* **Written task A**
Copy the listing word for word, from its first line through the line with "20, 675, 48]", including both of those lines.
* **Written task B**
Pick up the forum thread about the Peavey Valve King amp where it stops, and write what comes next.

# Peavey Valve king 100 2-12



## Bevo (Nov 24, 2006)

Have been using my Blackheart amp to try and get the tone I am after. At the end of the day I have to eq it and pedal it to get close, but not close enough. 
What I want is to plug in and play, get my Metal on:rockon2:

The Peavey has the two channels and all the gain I need on tap, also some other features that allow for some tone shaping and flexability. Master volume will also allow me to play at home, has plenty of power for playing out as well.

Have any of you guys tried out the combo or head?
For the price $529 head and $599 2-12 combo I don't think you can go wrong.. (LA Music)
What do you think?

Bevo


----------



## Peter (Mar 25, 2008)

I was taking a look at one yesterday, didn't get a chance to play it but it looked and felt cheap. Just my first impression of it.


----------



## Budda (May 29, 2007)

this was my "i gotta use your amp since you wont help bring my halfstack downstairs" jam amp for a few months while i was at school.

decent amp, but i'd AB it with a peavey bandit if you want to get your metal on. I got it to do a reasonable (nowhere near brutal) metal tone by boosting it with a modded tubescreamer.


----------



## Bevo (Nov 24, 2006)

Hmmm so sounds like it may not be the right amp..

What do you recomend then, want to keep the price down on it to under $800.
Don't spend much time in clean and don't want any modeling crap. Clean high gain 50-100 watts, 1-12 or 2-12 with master volume.

Thanks


----------



## Canadian Charlie (Apr 30, 2008)

I have 112 model and with the right guitar you will get that heavy metal sound you want. I mostly use my Lado and don't need any pedals


----------



## Budda (May 29, 2007)

for $800 and under?

Mesa F-30, mesa DC-3 or DC-5, should be around $700 for any of those.

* **Data supplied**
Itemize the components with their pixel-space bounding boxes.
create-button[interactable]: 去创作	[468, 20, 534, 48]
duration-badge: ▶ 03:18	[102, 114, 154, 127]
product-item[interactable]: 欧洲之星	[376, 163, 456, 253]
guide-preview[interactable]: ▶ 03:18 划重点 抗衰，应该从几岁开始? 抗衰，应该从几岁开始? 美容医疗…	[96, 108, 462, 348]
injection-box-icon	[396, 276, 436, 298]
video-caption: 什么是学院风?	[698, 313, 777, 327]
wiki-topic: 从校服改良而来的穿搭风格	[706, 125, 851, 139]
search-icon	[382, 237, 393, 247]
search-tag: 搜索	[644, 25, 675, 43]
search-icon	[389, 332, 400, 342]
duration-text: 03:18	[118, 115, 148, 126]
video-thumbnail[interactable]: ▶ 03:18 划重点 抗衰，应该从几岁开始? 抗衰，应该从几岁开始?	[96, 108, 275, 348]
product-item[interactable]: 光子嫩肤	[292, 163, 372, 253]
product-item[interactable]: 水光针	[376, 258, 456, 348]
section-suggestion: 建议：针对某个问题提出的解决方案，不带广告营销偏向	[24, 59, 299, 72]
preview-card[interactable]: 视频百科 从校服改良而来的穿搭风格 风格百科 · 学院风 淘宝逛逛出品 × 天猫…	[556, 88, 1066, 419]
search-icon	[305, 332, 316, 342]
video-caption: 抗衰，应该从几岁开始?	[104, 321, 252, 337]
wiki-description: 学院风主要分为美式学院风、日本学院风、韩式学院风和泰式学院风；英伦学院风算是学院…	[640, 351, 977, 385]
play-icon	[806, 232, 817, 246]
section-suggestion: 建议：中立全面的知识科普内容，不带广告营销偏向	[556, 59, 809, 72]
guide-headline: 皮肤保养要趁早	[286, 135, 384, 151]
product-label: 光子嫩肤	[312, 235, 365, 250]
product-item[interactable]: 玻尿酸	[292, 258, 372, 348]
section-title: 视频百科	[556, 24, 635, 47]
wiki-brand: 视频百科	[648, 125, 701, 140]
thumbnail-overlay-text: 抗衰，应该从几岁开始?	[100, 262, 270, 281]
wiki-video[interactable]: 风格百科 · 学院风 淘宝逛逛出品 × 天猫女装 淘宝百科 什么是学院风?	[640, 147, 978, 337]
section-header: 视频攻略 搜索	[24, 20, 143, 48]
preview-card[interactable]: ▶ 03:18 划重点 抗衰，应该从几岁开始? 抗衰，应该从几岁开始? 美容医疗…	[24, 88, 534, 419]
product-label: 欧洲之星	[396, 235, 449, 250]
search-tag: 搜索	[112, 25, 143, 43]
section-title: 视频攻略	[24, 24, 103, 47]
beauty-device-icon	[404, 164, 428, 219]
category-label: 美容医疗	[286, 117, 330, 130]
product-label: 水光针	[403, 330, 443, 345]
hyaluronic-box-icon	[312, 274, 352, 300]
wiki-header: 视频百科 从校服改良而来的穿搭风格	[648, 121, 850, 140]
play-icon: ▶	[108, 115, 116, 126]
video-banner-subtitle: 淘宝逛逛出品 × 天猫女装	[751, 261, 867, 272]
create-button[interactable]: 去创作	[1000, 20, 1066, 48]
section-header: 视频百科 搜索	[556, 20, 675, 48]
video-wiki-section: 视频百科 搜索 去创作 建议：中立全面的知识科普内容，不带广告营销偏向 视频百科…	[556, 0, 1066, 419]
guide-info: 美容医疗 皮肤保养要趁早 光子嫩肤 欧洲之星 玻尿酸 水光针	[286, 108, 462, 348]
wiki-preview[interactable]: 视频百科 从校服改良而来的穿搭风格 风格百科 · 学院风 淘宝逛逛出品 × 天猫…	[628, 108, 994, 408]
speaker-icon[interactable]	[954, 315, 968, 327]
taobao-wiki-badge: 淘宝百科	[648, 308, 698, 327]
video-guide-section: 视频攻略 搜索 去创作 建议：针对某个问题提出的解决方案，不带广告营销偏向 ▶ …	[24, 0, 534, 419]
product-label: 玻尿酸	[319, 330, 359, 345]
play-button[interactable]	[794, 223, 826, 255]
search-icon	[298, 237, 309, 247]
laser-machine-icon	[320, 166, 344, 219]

* **Written response A**
Itemize the components with their pixel-space bounding boxes.
create-button[interactable]: 去创作	[468, 20, 534, 48]
duration-badge: ▶ 03:18	[102, 114, 154, 127]
product-item[interactable]: 欧洲之星	[376, 163, 456, 253]
guide-preview[interactable]: ▶ 03:18 划重点 抗衰，应该从几岁开始? 抗衰，应该从几岁开始? 美容医疗…	[96, 108, 462, 348]
injection-box-icon	[396, 276, 436, 298]
video-caption: 什么是学院风?	[698, 313, 777, 327]
wiki-topic: 从校服改良而来的穿搭风格	[706, 125, 851, 139]
search-icon	[382, 237, 393, 247]
search-tag: 搜索	[644, 25, 675, 43]
search-icon	[389, 332, 400, 342]
duration-text: 03:18	[118, 115, 148, 126]
video-thumbnail[interactable]: ▶ 03:18 划重点 抗衰，应该从几岁开始? 抗衰，应该从几岁开始?	[96, 108, 275, 348]
product-item[interactable]: 光子嫩肤	[292, 163, 372, 253]
product-item[interactable]: 水光针	[376, 258, 456, 348]
section-suggestion: 建议：针对某个问题提出的解决方案，不带广告营销偏向	[24, 59, 299, 72]
preview-card[interactable]: 视频百科 从校服改良而来的穿搭风格 风格百科 · 学院风 淘宝逛逛出品 × 天猫…	[556, 88, 1066, 419]
search-icon	[305, 332, 316, 342]
video-caption: 抗衰，应该从几岁开始?	[104, 321, 252, 337]
wiki-description: 学院风主要分为美式学院风、日本学院风、韩式学院风和泰式学院风；英伦学院风算是学院…	[640, 351, 977, 385]
play-icon	[806, 232, 817, 246]
section-suggestion: 建议：中立全面的知识科普内容，不带广告营销偏向	[556, 59, 809, 72]
guide-headline: 皮肤保养要趁早	[286, 135, 384, 151]
product-label: 光子嫩肤	[312, 235, 365, 250]
product-item[interactable]: 玻尿酸	[292, 258, 372, 348]
section-title: 视频百科	[556, 24, 635, 47]
wiki-brand: 视频百科	[648, 125, 701, 140]
thumbnail-overlay-text: 抗衰，应该从几岁开始?	[100, 262, 270, 281]
wiki-video[interactable]: 风格百科 · 学院风 淘宝逛逛出品 × 天猫女装 淘宝百科 什么是学院风?	[640, 147, 978, 337]
section-header: 视频攻略 搜索	[24, 20, 143, 48]
preview-card[interactable]: ▶ 03:18 划重点 抗衰，应该从几岁开始? 抗衰，应该从几岁开始? 美容医疗…	[24, 88, 534, 419]
product-label: 欧洲之星	[396, 235, 449, 250]
search-tag: 搜索	[112, 25, 143, 43]
section-title: 视频攻略	[24, 24, 103, 47]
beauty-device-icon	[404, 164, 428, 219]
category-label: 美容医疗	[286, 117, 330, 130]
product-label: 水光针	[403, 330, 443, 345]
hyaluronic-box-icon	[312, 274, 352, 300]
wiki-header: 视频百科 从校服改良而来的穿搭风格	[648, 121, 850, 140]
play-icon: ▶	[108, 115, 116, 126]
video-banner-subtitle: 淘宝逛逛出品 × 天猫女装	[751, 261, 867, 272]
create-button[interactable]: 去创作	[1000, 20, 1066, 48]
section-header: 视频百科 搜索	[556, 20, 675, 48]

* **Written response B**
might i recommend boosting it - www.bodenhamer-electronics.com - top quality mods for all sorts of distortion and overdrive pedals!


----------



## danbo (Nov 27, 2006)

Kustom Quad 100 DFX :rockon2: or Randall RG


----------



## danbo (Nov 27, 2006)

http://www.lamusic.ca/default.asp?szNav=Product&PID=19504#


----------



## al3d (Oct 3, 2007)

peavey for playing metal?..hum, not the road i would take realy. Specialy with a walve king, like other mentionned, better look at older marshalls, or boogies even to get a good metal sound. 

TO me even the tube amps from Peavey still have to much of that "country" twang in them to sound metal.


----------



## Bevo (Nov 24, 2006)

Thanks guy...

Wanted to try out some of these amps but have been down with the sickness, did get to L&M and tried out the Tech-21.
Heard somewhere it was supposed to be pretty good but not the one I tried, felt and sounded to Fender for me.

The Randalls have my attention right now, even the SS models like the RX look like they are worthy of a test.

I have been looking for the Mesa's Budda recomended but have had no luck, is it still in production..sorry guess I could just check the site.

Bev


----------



## Budda (May 29, 2007)

no, the ones i recommended are not in production.

check craigslist, kijiji, ebay - they come up.


----------



## Budda (May 29, 2007)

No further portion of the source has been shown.